**What you are asked to do:** All of the entries should be restated word for word, but without their pictures.

───── Extracted material ─────

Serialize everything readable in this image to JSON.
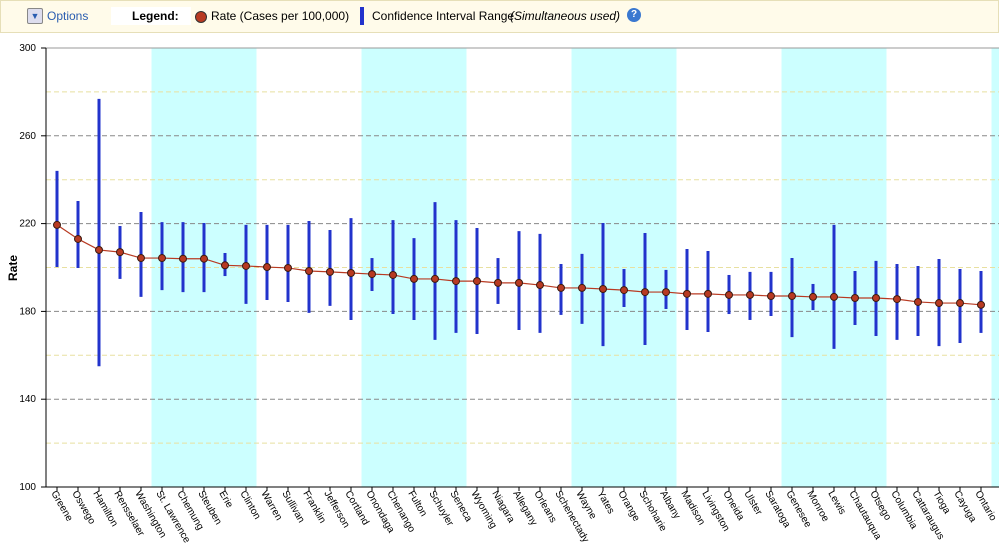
{
  "toolbar": {
    "options": "Options",
    "legend_label": "Legend:",
    "help": "?"
  },
  "chart_data": {
    "type": "errorbar",
    "ylabel": "Rate",
    "categories": [
      "Greene",
      "Oswego",
      "Hamilton",
      "Rensselaer",
      "Washington",
      "St. Lawrence",
      "Chemung",
      "Steuben",
      "Erie",
      "Clinton",
      "Warren",
      "Sullivan",
      "Franklin",
      "Jefferson",
      "Cortland",
      "Onondaga",
      "Chenango",
      "Fulton",
      "Schuyler",
      "Seneca",
      "Wyoming",
      "Niagara",
      "Allegany",
      "Orleans",
      "Schenectady",
      "Wayne",
      "Yates",
      "Orange",
      "Schoharie",
      "Albany",
      "Madison",
      "Livingston",
      "Oneida",
      "Ulster",
      "Saratoga",
      "Genesee",
      "Monroe",
      "Lewis",
      "Chautauqua",
      "Otsego",
      "Columbia",
      "Cattaraugus",
      "Tioga",
      "Cayuga",
      "Ontario"
    ],
    "series": [
      {
        "name": "Rate (Cases per 100,000)",
        "color": "#b83a22",
        "values": [
          219.4,
          213,
          208,
          207,
          204.3,
          204.3,
          204,
          204,
          201,
          200.7,
          200.2,
          199.8,
          198.4,
          198,
          197.5,
          197,
          196.6,
          194.8,
          194.8,
          193.8,
          193.8,
          193,
          193,
          192,
          190.7,
          190.7,
          190.2,
          189.7,
          188.8,
          188.8,
          188,
          188,
          187.5,
          187.5,
          187,
          187,
          186.6,
          186.6,
          186.1,
          186.1,
          185.6,
          184.3,
          183.8,
          183.8,
          183
        ]
      }
    ],
    "intervals": {
      "name": "Confidence Interval Range",
      "note": "(Simultaneous used)",
      "color": "#2233cc",
      "low": [
        200.2,
        199.8,
        155,
        194.8,
        186.6,
        189.7,
        188.8,
        188.8,
        196.1,
        183.4,
        185.2,
        184.3,
        179.3,
        182.5,
        176.1,
        189.3,
        178.8,
        176.1,
        167,
        170.2,
        169.7,
        183.4,
        171.5,
        170.2,
        178.4,
        174.3,
        164.2,
        182,
        164.7,
        181.1,
        171.5,
        170.6,
        178.8,
        176.1,
        177.9,
        168.3,
        180.6,
        162.9,
        173.8,
        168.8,
        167,
        168.8,
        164.2,
        165.6,
        170.2
      ],
      "high": [
        244,
        230.3,
        276.8,
        218.9,
        225.3,
        220.7,
        220.7,
        220.3,
        206.6,
        219.4,
        219.4,
        219.4,
        221.2,
        217.1,
        222.5,
        204.3,
        221.6,
        213.4,
        229.8,
        221.6,
        218,
        204.3,
        216.6,
        215.3,
        201.6,
        206.2,
        220.3,
        199.3,
        215.7,
        198.9,
        208.4,
        207.5,
        196.6,
        198,
        198,
        204.3,
        192.5,
        219.4,
        198.4,
        203,
        201.6,
        200.7,
        203.9,
        199.3,
        198.4
      ]
    },
    "ylim": [
      100,
      300
    ],
    "yticks": [
      100,
      140,
      180,
      220,
      260,
      300
    ],
    "yminor": [
      120,
      160,
      200,
      240,
      280
    ],
    "band_group": 5,
    "band_color": "#ccffff",
    "grid": true
  }
}
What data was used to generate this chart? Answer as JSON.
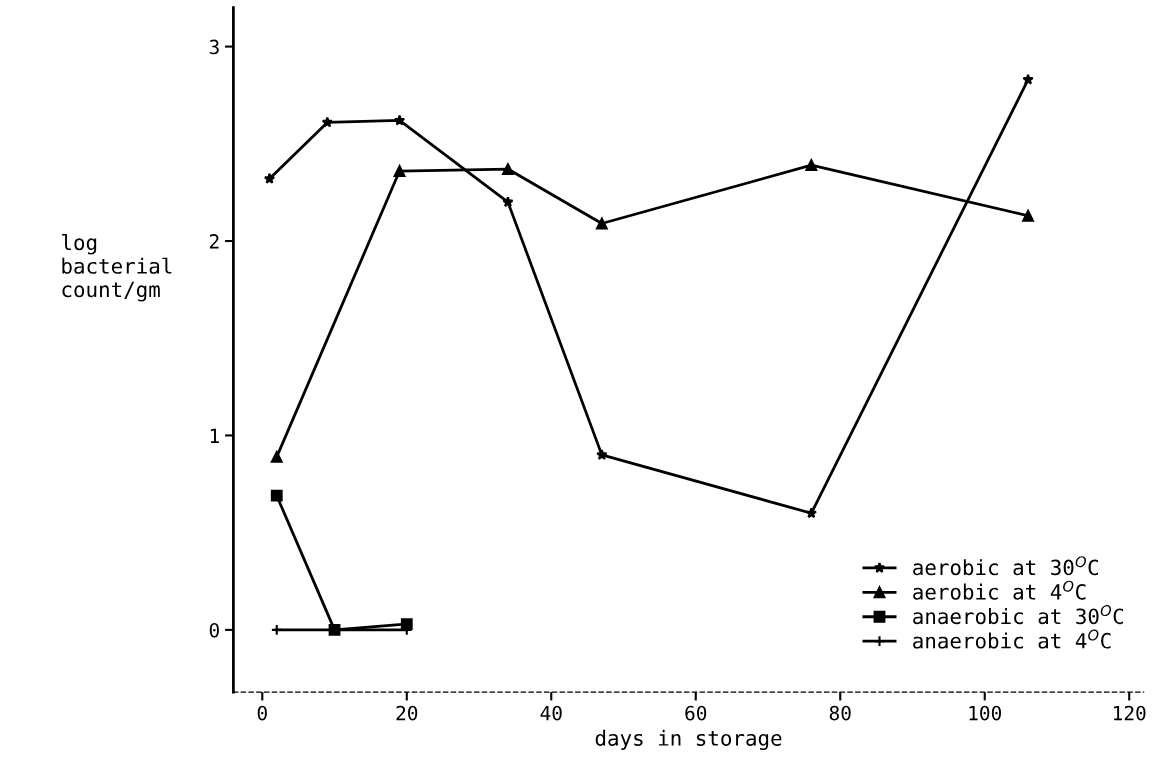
{
  "chart_data": {
    "type": "line",
    "xlabel": "days in storage",
    "ylabel": "log\nbacterial\ncount/gm",
    "xlim": [
      -4,
      122
    ],
    "ylim": [
      -0.32,
      3.2
    ],
    "xticks": [
      0,
      20,
      40,
      60,
      80,
      100,
      120
    ],
    "yticks": [
      0,
      1,
      2,
      3
    ],
    "legend": "bottom right",
    "grid": false,
    "line_style": "solid",
    "series": [
      {
        "name": "aerobic at 30$^{O}$C",
        "color": "#000000",
        "marker": "star",
        "x": [
          1,
          9,
          19,
          34,
          47,
          76,
          106
        ],
        "values": [
          2.32,
          2.61,
          2.62,
          2.2,
          0.9,
          0.6,
          2.83
        ]
      },
      {
        "name": "aerobic at 4$^{O}$C",
        "color": "#000000",
        "marker": "triangle",
        "x": [
          2,
          19,
          34,
          47,
          76,
          106
        ],
        "values": [
          0.89,
          2.36,
          2.37,
          2.09,
          2.39,
          2.13
        ]
      },
      {
        "name": "anaerobic at 30$^{O}$C",
        "color": "#000000",
        "marker": "square",
        "x": [
          2,
          10,
          20
        ],
        "values": [
          0.69,
          0,
          0.03
        ]
      },
      {
        "name": "anaerobic at 4$^{O}$C",
        "color": "#000000",
        "marker": "cross",
        "x": [
          2,
          10,
          20
        ],
        "values": [
          0,
          0,
          0
        ]
      }
    ]
  }
}
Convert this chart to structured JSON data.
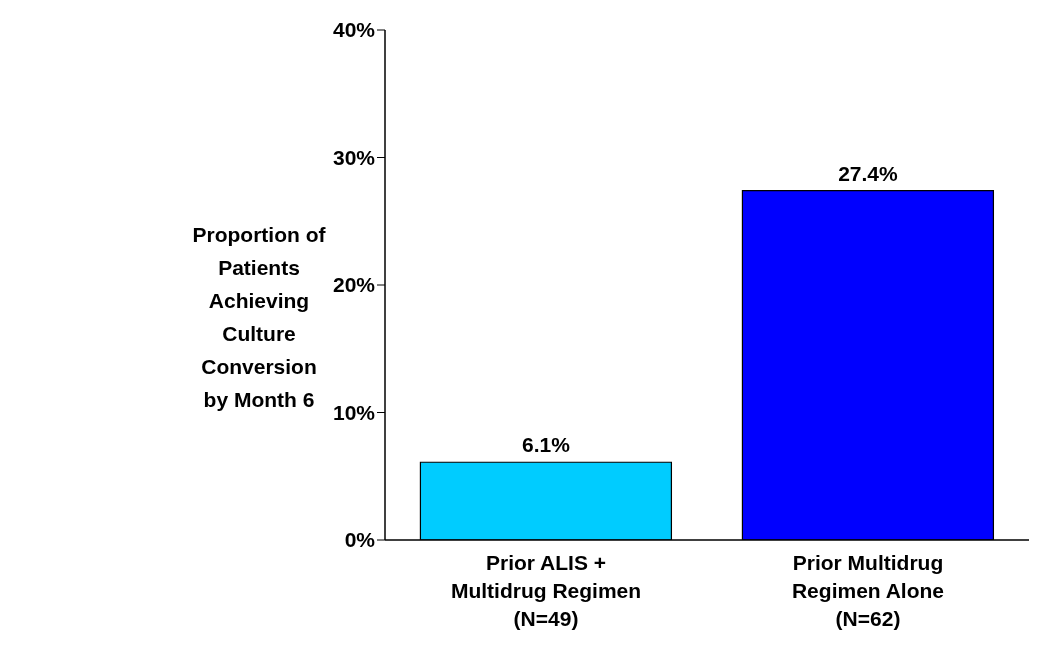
{
  "chart_data": {
    "type": "bar",
    "ylabel": "Proportion of Patients Achieving Culture Conversion by Month 6",
    "categories": [
      "Prior ALIS + Multidrug Regimen (N=49)",
      "Prior Multidrug Regimen Alone (N=62)"
    ],
    "values": [
      6.1,
      27.4
    ],
    "colors": [
      "#00ccff",
      "#0000ff"
    ],
    "value_labels": [
      "6.1%",
      "27.4%"
    ],
    "ylim": [
      0,
      40
    ],
    "yticks": [
      {
        "value": 0,
        "label": "0%"
      },
      {
        "value": 10,
        "label": "10%"
      },
      {
        "value": 20,
        "label": "20%"
      },
      {
        "value": 30,
        "label": "30%"
      },
      {
        "value": 40,
        "label": "40%"
      }
    ],
    "grid": false,
    "legend": false
  }
}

─────

**Reply:**
Serialize everything readable in this image to JSON.
{
  "toolbar": {
    "options": "Options",
    "legend_label": "Legend:",
    "help": "?"
  },
  "chart_data": {
    "type": "errorbar",
    "ylabel": "Rate",
    "categories": [
      "Greene",
      "Oswego",
      "Hamilton",
      "Rensselaer",
      "Washington",
      "St. Lawrence",
      "Chemung",
      "Steuben",
      "Erie",
      "Clinton",
      "Warren",
      "Sullivan",
      "Franklin",
      "Jefferson",
      "Cortland",
      "Onondaga",
      "Chenango",
      "Fulton",
      "Schuyler",
      "Seneca",
      "Wyoming",
      "Niagara",
      "Allegany",
      "Orleans",
      "Schenectady",
      "Wayne",
      "Yates",
      "Orange",
      "Schoharie",
      "Albany",
      "Madison",
      "Livingston",
      "Oneida",
      "Ulster",
      "Saratoga",
      "Genesee",
      "Monroe",
      "Lewis",
      "Chautauqua",
      "Otsego",
      "Columbia",
      "Cattaraugus",
      "Tioga",
      "Cayuga",
      "Ontario"
    ],
    "series": [
      {
        "name": "Rate (Cases per 100,000)",
        "color": "#b83a22",
        "values": [
          219.4,
          213,
          208,
          207,
          204.3,
          204.3,
          204,
          204,
          201,
          200.7,
          200.2,
          199.8,
          198.4,
          198,
          197.5,
          197,
          196.6,
          194.8,
          194.8,
          193.8,
          193.8,
          193,
          193,
          192,
          190.7,
          190.7,
          190.2,
          189.7,
          188.8,
          188.8,
          188,
          188,
          187.5,
          187.5,
          187,
          187,
          186.6,
          186.6,
          186.1,
          186.1,
          185.6,
          184.3,
          183.8,
          183.8,
          183
        ]
      }
    ],
    "intervals": {
      "name": "Confidence Interval Range",
      "note": "(Simultaneous used)",
      "color": "#2233cc",
      "low": [
        200.2,
        199.8,
        155,
        194.8,
        186.6,
        189.7,
        188.8,
        188.8,
        196.1,
        183.4,
        185.2,
        184.3,
        179.3,
        182.5,
        176.1,
        189.3,
        178.8,
        176.1,
        167,
        170.2,
        169.7,
        183.4,
        171.5,
        170.2,
        178.4,
        174.3,
        164.2,
        182,
        164.7,
        181.1,
        171.5,
        170.6,
        178.8,
        176.1,
        177.9,
        168.3,
        180.6,
        162.9,
        173.8,
        168.8,
        167,
        168.8,
        164.2,
        165.6,
        170.2
      ],
      "high": [
        244,
        230.3,
        276.8,
        218.9,
        225.3,
        220.7,
        220.7,
        220.3,
        206.6,
        219.4,
        219.4,
        219.4,
        221.2,
        217.1,
        222.5,
        204.3,
        221.6,
        213.4,
        229.8,
        221.6,
        218,
        204.3,
        216.6,
        215.3,
        201.6,
        206.2,
        220.3,
        199.3,
        215.7,
        198.9,
        208.4,
        207.5,
        196.6,
        198,
        198,
        204.3,
        192.5,
        219.4,
        198.4,
        203,
        201.6,
        200.7,
        203.9,
        199.3,
        198.4
      ]
    },
    "ylim": [
      100,
      300
    ],
    "yticks": [
      100,
      140,
      180,
      220,
      260,
      300
    ],
    "yminor": [
      120,
      160,
      200,
      240,
      280
    ],
    "band_group": 5,
    "band_color": "#ccffff",
    "grid": true
  }
}
What data was used to generate this chart? Answer as JSON.
{
  "chart_data": {
    "type": "line",
    "xlabel": "days in storage",
    "ylabel": "log\nbacterial\ncount/gm",
    "xlim": [
      -4,
      122
    ],
    "ylim": [
      -0.32,
      3.2
    ],
    "xticks": [
      0,
      20,
      40,
      60,
      80,
      100,
      120
    ],
    "yticks": [
      0,
      1,
      2,
      3
    ],
    "legend": "bottom right",
    "grid": false,
    "line_style": "solid",
    "series": [
      {
        "name": "aerobic at 30$^{O}$C",
        "color": "#000000",
        "marker": "star",
        "x": [
          1,
          9,
          19,
          34,
          47,
          76,
          106
        ],
        "values": [
          2.32,
          2.61,
          2.62,
          2.2,
          0.9,
          0.6,
          2.83
        ]
      },
      {
        "name": "aerobic at 4$^{O}$C",
        "color": "#000000",
        "marker": "triangle",
        "x": [
          2,
          19,
          34,
          47,
          76,
          106
        ],
        "values": [
          0.89,
          2.36,
          2.37,
          2.09,
          2.39,
          2.13
        ]
      },
      {
        "name": "anaerobic at 30$^{O}$C",
        "color": "#000000",
        "marker": "square",
        "x": [
          2,
          10,
          20
        ],
        "values": [
          0.69,
          0,
          0.03
        ]
      },
      {
        "name": "anaerobic at 4$^{O}$C",
        "color": "#000000",
        "marker": "cross",
        "x": [
          2,
          10,
          20
        ],
        "values": [
          0,
          0,
          0
        ]
      }
    ]
  }
}
Convert this chart to structured JSON data.
{
  "chart_data": {
    "type": "bar",
    "ylabel": "Proportion of Patients Achieving Culture Conversion by Month 6",
    "categories": [
      "Prior ALIS + Multidrug Regimen (N=49)",
      "Prior Multidrug Regimen Alone (N=62)"
    ],
    "values": [
      6.1,
      27.4
    ],
    "colors": [
      "#00ccff",
      "#0000ff"
    ],
    "value_labels": [
      "6.1%",
      "27.4%"
    ],
    "ylim": [
      0,
      40
    ],
    "yticks": [
      {
        "value": 0,
        "label": "0%"
      },
      {
        "value": 10,
        "label": "10%"
      },
      {
        "value": 20,
        "label": "20%"
      },
      {
        "value": 30,
        "label": "30%"
      },
      {
        "value": 40,
        "label": "40%"
      }
    ],
    "grid": false,
    "legend": false
  }
}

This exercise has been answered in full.